▸ Requirements
Output all of the entries below precisely as written.
··· Extracted entries
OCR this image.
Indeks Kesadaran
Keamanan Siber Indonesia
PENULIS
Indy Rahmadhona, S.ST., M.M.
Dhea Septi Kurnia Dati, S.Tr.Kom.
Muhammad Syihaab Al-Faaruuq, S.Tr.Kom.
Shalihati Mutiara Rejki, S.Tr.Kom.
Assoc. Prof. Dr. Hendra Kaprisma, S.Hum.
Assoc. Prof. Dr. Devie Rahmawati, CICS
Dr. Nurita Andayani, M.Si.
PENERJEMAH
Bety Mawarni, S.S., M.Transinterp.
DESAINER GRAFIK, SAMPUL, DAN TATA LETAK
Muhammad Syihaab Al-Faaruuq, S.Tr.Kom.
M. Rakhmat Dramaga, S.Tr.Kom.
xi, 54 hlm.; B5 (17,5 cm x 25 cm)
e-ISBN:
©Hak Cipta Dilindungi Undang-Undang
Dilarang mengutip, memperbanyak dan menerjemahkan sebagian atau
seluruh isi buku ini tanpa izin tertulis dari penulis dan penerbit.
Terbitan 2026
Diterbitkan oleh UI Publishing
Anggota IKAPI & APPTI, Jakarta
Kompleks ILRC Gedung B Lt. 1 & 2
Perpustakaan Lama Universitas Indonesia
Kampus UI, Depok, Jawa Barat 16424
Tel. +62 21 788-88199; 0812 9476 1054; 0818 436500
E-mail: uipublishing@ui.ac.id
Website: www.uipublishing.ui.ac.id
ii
······
▸ The completed task
OCR this image.
Indeks Kesadaran
Keamanan Siber Indonesia
PENULIS
Indy Rahmadhona, S.ST., M.M.
Dhea Septi Kurnia Dati, S.Tr.Kom.
Muhammad Syihaab Al-Faaruuq, S.Tr.Kom.
Shalihati Mutiara Rejki, S.Tr.Kom.
Assoc. Prof. Dr. Hendra Kaprisma, S.Hum.
Assoc. Prof. Dr. Devie Rahmawati, CICS
Dr. Nurita Andayani, M.Si.
PENERJEMAH
Bety Mawarni, S.S., M.Transinterp.
DESAINER GRAFIK, SAMPUL, DAN TATA LETAK
Muhammad Syihaab Al-Faaruuq, S.Tr.Kom.
M. Rakhmat Dramaga, S.Tr.Kom.
xi, 54 hlm.; B5 (17,5 cm x 25 cm)
e-ISBN:
©Hak Cipta Dilindungi Undang-Undang
Dilarang mengutip, memperbanyak dan menerjemahkan sebagian atau
seluruh isi buku ini tanpa izin tertulis dari penulis dan penerbit.
Terbitan 2026
Diterbitkan oleh UI Publishing
Anggota IKAPI & APPTI, Jakarta
Kompleks ILRC Gedung B Lt. 1 & 2
Perpustakaan Lama Universitas Indonesia
Kampus UI, Depok, Jawa Barat 16424
Tel. +62 21 788-88199; 0812 9476 1054; 0818 436500
E-mail: uipublishing@ui.ac.id
Website: www.uipublishing.ui.ac.id
ii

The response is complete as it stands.